Exercise directions: Keeping every character as it is, transcribe the entries below.

-------- Entries shown --------

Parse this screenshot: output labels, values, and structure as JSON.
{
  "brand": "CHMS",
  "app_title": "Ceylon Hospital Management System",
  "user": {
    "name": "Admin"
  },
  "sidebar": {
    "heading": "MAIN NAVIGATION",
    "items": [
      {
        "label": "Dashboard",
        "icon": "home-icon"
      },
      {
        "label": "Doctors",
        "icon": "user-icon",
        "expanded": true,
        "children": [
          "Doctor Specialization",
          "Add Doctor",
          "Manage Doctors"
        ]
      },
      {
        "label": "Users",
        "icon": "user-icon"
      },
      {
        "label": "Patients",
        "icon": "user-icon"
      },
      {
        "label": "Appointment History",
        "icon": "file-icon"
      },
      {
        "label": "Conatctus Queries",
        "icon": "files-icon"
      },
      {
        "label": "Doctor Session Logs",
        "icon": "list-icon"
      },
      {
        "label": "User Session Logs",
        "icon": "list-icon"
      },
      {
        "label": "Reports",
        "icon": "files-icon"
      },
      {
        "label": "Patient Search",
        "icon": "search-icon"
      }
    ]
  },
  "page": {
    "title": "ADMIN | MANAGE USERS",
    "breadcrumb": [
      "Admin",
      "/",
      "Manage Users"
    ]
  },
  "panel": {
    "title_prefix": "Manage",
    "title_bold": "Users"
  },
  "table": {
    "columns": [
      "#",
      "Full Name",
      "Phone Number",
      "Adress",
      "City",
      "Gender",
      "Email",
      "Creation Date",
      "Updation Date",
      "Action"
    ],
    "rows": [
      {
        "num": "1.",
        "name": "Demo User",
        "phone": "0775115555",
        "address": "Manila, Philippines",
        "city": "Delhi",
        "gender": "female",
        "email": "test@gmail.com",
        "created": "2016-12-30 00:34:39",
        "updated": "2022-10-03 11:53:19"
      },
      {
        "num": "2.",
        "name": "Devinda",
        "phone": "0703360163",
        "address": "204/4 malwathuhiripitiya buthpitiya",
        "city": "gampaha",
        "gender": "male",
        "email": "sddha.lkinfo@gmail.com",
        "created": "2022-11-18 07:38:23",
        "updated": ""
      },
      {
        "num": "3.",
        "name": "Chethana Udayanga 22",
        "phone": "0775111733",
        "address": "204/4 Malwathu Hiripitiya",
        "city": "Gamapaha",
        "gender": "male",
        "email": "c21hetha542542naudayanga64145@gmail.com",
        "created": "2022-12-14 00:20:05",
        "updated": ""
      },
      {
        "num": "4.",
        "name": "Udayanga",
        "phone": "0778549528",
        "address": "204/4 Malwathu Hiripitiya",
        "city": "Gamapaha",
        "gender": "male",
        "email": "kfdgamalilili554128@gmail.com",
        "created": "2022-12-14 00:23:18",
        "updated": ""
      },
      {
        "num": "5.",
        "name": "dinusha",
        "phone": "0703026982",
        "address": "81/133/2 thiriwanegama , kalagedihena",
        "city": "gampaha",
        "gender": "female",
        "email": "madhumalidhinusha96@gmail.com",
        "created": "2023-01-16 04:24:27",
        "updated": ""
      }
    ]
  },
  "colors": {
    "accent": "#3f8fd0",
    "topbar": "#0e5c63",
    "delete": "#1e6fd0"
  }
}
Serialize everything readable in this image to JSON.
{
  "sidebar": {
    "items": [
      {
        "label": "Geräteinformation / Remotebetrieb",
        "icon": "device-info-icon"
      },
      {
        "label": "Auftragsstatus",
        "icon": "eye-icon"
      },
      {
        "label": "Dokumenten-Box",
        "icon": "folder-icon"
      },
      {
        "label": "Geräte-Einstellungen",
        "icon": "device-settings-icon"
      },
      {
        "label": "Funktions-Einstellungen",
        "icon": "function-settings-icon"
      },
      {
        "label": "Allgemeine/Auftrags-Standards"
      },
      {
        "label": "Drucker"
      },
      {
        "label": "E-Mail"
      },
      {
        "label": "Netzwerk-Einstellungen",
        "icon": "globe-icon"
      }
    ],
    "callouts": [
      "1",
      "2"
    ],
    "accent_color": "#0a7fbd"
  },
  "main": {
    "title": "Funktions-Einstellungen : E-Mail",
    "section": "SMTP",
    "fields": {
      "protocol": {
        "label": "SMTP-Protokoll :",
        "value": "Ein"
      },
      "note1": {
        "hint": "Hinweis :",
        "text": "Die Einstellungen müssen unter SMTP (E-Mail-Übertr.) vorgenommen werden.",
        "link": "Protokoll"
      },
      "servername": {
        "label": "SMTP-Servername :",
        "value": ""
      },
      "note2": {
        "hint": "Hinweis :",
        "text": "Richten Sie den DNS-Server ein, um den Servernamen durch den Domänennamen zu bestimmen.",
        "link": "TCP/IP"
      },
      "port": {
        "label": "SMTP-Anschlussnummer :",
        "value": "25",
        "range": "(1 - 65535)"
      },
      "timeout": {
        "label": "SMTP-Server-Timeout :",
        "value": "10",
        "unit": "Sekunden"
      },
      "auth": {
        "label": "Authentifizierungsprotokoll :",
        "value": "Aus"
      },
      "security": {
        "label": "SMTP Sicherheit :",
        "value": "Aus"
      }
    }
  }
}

--------

Task answer:
Parse this screenshot: output labels, values, and structure as JSON.
{
  "brand": "CHMS",
  "app_title": "Ceylon Hospital Management System",
  "user": {
    "name": "Admin"
  },
  "sidebar": {
    "heading": "MAIN NAVIGATION",
    "items": [
      {
        "label": "Dashboard",
        "icon": "home-icon"
      },
      {
        "label": "Doctors",
        "icon": "user-icon",
        "expanded": true,
        "children": [
          "Doctor Specialization",
          "Add Doctor",
          "Manage Doctors"
        ]
      },
      {
        "label": "Users",
        "icon": "user-icon"
      },
      {
        "label": "Patients",
        "icon": "user-icon"
      },
      {
        "label": "Appointment History",
        "icon": "file-icon"
      },
      {
        "label": "Conatctus Queries",
        "icon": "files-icon"
      },
      {
        "label": "Doctor Session Logs",
        "icon": "list-icon"
      },
      {
        "label": "User Session Logs",
        "icon": "list-icon"
      },
      {
        "label": "Reports",
        "icon": "files-icon"
      },
      {
        "label": "Patient Search",
        "icon": "search-icon"
      }
    ]
  },
  "page": {
    "title": "ADMIN | MANAGE USERS",
    "breadcrumb": [
      "Admin",
      "/",
      "Manage Users"
    ]
  },
  "panel": {
    "title_prefix": "Manage",
    "title_bold": "Users"
  },
  "table": {
    "columns": [
      "#",
      "Full Name",
      "Phone Number",
      "Adress",
      "City",
      "Gender",
      "Email",
      "Creation Date",
      "Updation Date",
      "Action"
    ],
    "rows": [
      {
        "num": "1.",
        "name": "Demo User",
        "phone": "0775115555",
        "address": "Manila, Philippines",
        "city": "Delhi",
        "gender": "female",
        "email": "test@gmail.com",
        "created": "2016-12-30 00:34:39",
        "updated": "2022-10-03 11:53:19"
      },
      {
        "num": "2.",
        "name": "Devinda",
        "phone": "0703360163",
        "address": "204/4 malwathuhiripitiya buthpitiya",
        "city": "gampaha",
        "gender": "male",
        "email": "sddha.lkinfo@gmail.com",
        "created": "2022-11-18 07:38:23",
        "updated": ""
      },
      {
        "num": "3.",
        "name": "Chethana Udayanga 22",
        "phone": "0775111733",
        "address": "204/4 Malwathu Hiripitiya",
        "city": "Gamapaha",
        "gender": "male",
        "email": "c21hetha542542naudayanga64145@gmail.com",
        "created": "2022-12-14 00:20:05",
        "updated": ""
      },
      {
        "num": "4.",
        "name": "Udayanga",
        "phone": "0778549528",
        "address": "204/4 Malwathu Hiripitiya",
        "city": "Gamapaha",
        "gender": "male",
        "email": "kfdgamalilili554128@gmail.com",
        "created": "2022-12-14 00:23:18",
        "updated": ""
      },
      {
        "num": "5.",
        "name": "dinusha",
        "phone": "0703026982",
        "address": "81/133/2 thiriwanegama , kalagedihena",
        "city": "gampaha",
        "gender": "female",
        "email": "madhumalidhinusha96@gmail.com",
        "created": "2023-01-16 04:24:27",
        "updated": ""
      }
    ]
  },
  "colors": {
    "accent": "#3f8fd0",
    "topbar": "#0e5c63",
    "delete": "#1e6fd0"
  }
}
Serialize everything readable in this image to JSON.
{
  "sidebar": {
    "items": [
      {
        "label": "Geräteinformation / Remotebetrieb",
        "icon": "device-info-icon"
      },
      {
        "label": "Auftragsstatus",
        "icon": "eye-icon"
      },
      {
        "label": "Dokumenten-Box",
        "icon": "folder-icon"
      },
      {
        "label": "Geräte-Einstellungen",
        "icon": "device-settings-icon"
      },
      {
        "label": "Funktions-Einstellungen",
        "icon": "function-settings-icon"
      },
      {
        "label": "Allgemeine/Auftrags-Standards"
      },
      {
        "label": "Drucker"
      },
      {
        "label": "E-Mail"
      },
      {
        "label": "Netzwerk-Einstellungen",
        "icon": "globe-icon"
      }
    ],
    "callouts": [
      "1",
      "2"
    ],
    "accent_color": "#0a7fbd"
  },
  "main": {
    "title": "Funktions-Einstellungen : E-Mail",
    "section": "SMTP",
    "fields": {
      "protocol": {
        "label": "SMTP-Protokoll :",
        "value": "Ein"
      },
      "note1": {
        "hint": "Hinweis :",
        "text": "Die Einstellungen müssen unter SMTP (E-Mail-Übertr.) vorgenommen werden.",
        "link": "Protokoll"
      },
      "servername": {
        "label": "SMTP-Servername :",
        "value": ""
      },
      "note2": {
        "hint": "Hinweis :",
        "text": "Richten Sie den DNS-Server ein, um den Servernamen durch den Domänennamen zu bestimmen.",
        "link": "TCP/IP"
      },
      "port": {
        "label": "SMTP-Anschlussnummer :",
        "value": "25",
        "range": "(1 - 65535)"
      },
      "timeout": {
        "label": "SMTP-Server-Timeout :",
        "value": "10",
        "unit": "Sekunden"
      },
      "auth": {
        "label": "Authentifizierungsprotokoll :",
        "value": "Aus"
      },
      "security": {
        "label": "SMTP Sicherheit :",
        "value": "Aus"
      }
    }
  }
}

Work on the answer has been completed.